» TASK STATEMENT
Look through the material below. Copy every line with the string "typing" in it.

Dataset excerpt
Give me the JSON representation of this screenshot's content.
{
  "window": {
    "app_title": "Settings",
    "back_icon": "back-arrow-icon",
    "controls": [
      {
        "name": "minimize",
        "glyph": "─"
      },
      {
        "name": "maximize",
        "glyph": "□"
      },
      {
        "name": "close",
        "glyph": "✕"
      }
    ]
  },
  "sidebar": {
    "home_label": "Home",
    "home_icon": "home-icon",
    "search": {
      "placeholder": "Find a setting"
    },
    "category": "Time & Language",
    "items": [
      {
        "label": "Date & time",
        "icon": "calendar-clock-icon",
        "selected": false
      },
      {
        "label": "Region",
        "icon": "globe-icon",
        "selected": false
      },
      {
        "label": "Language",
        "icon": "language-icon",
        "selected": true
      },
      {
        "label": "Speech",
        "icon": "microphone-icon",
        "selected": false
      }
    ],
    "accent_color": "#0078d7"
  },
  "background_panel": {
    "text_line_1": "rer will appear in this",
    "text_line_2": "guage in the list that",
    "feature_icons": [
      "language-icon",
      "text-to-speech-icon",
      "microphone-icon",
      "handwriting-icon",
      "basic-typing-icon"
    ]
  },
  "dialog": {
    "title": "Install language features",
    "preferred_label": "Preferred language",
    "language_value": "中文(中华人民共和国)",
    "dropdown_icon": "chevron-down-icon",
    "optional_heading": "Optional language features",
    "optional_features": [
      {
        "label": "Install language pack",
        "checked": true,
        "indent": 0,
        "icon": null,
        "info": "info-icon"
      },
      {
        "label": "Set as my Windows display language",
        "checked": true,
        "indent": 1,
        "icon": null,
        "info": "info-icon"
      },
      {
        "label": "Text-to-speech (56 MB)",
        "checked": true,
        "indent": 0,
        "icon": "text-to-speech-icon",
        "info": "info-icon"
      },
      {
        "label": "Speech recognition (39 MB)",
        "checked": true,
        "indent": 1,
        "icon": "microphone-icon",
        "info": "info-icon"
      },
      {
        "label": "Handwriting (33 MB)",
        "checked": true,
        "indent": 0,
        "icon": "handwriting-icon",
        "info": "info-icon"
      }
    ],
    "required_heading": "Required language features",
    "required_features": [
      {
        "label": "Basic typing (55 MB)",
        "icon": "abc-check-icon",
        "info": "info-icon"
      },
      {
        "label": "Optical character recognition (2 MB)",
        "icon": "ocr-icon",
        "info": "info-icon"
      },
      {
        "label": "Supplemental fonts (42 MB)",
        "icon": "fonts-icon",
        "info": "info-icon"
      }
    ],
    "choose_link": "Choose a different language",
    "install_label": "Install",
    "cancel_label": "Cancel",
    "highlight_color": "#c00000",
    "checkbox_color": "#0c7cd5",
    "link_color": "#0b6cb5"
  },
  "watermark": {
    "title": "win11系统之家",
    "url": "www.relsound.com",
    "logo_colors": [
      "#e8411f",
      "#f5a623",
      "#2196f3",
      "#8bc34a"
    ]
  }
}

» RESULT OF THIS EXERCISE
      "basic-typing-icon"
        "label": "Basic typing (55 MB)",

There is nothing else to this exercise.